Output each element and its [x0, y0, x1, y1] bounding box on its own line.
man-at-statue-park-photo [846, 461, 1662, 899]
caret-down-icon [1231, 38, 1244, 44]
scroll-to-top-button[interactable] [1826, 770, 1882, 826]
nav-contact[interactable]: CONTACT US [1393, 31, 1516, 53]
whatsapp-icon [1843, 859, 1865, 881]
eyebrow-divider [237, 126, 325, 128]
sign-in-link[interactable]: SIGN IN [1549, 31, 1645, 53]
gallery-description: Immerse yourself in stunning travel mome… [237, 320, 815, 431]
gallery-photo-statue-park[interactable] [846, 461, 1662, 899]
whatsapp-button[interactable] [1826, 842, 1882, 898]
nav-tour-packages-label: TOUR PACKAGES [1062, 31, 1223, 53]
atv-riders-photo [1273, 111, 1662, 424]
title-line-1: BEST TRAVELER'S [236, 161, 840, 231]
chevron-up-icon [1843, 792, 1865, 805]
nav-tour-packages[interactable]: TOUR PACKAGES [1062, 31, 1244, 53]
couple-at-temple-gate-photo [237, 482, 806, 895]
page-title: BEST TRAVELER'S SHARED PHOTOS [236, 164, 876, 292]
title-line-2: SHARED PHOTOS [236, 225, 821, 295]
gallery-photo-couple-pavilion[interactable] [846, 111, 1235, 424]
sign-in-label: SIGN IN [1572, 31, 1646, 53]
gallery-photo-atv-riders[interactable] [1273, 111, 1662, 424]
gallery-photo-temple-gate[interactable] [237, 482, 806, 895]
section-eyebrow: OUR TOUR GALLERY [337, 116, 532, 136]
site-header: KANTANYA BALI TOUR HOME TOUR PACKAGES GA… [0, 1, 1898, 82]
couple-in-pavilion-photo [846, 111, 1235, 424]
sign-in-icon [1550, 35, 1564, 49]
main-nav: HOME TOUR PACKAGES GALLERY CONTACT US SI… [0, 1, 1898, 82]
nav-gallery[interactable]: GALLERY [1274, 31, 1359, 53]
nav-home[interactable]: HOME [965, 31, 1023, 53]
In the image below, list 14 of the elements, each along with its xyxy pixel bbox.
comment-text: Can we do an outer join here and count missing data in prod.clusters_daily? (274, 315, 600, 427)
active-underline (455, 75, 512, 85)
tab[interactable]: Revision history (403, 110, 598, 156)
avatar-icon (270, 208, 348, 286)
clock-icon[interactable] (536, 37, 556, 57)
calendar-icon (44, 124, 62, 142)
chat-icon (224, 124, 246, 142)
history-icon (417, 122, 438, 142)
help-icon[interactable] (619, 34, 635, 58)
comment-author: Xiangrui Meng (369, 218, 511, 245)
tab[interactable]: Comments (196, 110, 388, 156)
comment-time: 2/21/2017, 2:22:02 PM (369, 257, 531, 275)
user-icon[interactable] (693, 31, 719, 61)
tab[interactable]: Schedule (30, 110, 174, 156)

**Exercise brief:**
Please rewrite these lines with "Revision history" renamed to "Version history", keeping everything else unchanged.

**Correct response:**
Output each element and its [x0, y0, x1, y1] bounding box on its own line.
man-at-statue-park-photo [846, 461, 1662, 899]
caret-down-icon [1231, 38, 1244, 44]
scroll-to-top-button[interactable] [1826, 770, 1882, 826]
nav-contact[interactable]: CONTACT US [1393, 31, 1516, 53]
whatsapp-icon [1843, 859, 1865, 881]
eyebrow-divider [237, 126, 325, 128]
sign-in-link[interactable]: SIGN IN [1549, 31, 1645, 53]
gallery-description: Immerse yourself in stunning travel mome… [237, 320, 815, 431]
gallery-photo-statue-park[interactable] [846, 461, 1662, 899]
whatsapp-button[interactable] [1826, 842, 1882, 898]
nav-tour-packages-label: TOUR PACKAGES [1062, 31, 1223, 53]
atv-riders-photo [1273, 111, 1662, 424]
title-line-1: BEST TRAVELER'S [236, 161, 840, 231]
chevron-up-icon [1843, 792, 1865, 805]
nav-tour-packages[interactable]: TOUR PACKAGES [1062, 31, 1244, 53]
couple-at-temple-gate-photo [237, 482, 806, 895]
page-title: BEST TRAVELER'S SHARED PHOTOS [236, 164, 876, 292]
title-line-2: SHARED PHOTOS [236, 225, 821, 295]
gallery-photo-couple-pavilion[interactable] [846, 111, 1235, 424]
sign-in-label: SIGN IN [1572, 31, 1646, 53]
gallery-photo-atv-riders[interactable] [1273, 111, 1662, 424]
gallery-photo-temple-gate[interactable] [237, 482, 806, 895]
section-eyebrow: OUR TOUR GALLERY [337, 116, 532, 136]
site-header: KANTANYA BALI TOUR HOME TOUR PACKAGES GA… [0, 1, 1898, 82]
couple-in-pavilion-photo [846, 111, 1235, 424]
sign-in-icon [1550, 35, 1564, 49]
main-nav: HOME TOUR PACKAGES GALLERY CONTACT US SI… [0, 1, 1898, 82]
nav-gallery[interactable]: GALLERY [1274, 31, 1359, 53]
nav-home[interactable]: HOME [965, 31, 1023, 53]
In the image below, list 14 of the elements, each along with its xyxy pixel bbox.
comment-text: Can we do an outer join here and count missing data in prod.clusters_daily? (274, 315, 600, 427)
active-underline (455, 75, 512, 85)
tab[interactable]: Version history (403, 110, 598, 156)
avatar-icon (270, 208, 348, 286)
clock-icon[interactable] (536, 37, 556, 57)
calendar-icon (44, 124, 62, 142)
chat-icon (224, 124, 246, 142)
history-icon (417, 122, 438, 142)
help-icon[interactable] (619, 34, 635, 58)
comment-author: Xiangrui Meng (369, 218, 511, 245)
tab[interactable]: Comments (196, 110, 388, 156)
comment-time: 2/21/2017, 2:22:02 PM (369, 257, 531, 275)
user-icon[interactable] (693, 31, 719, 61)
tab[interactable]: Schedule (30, 110, 174, 156)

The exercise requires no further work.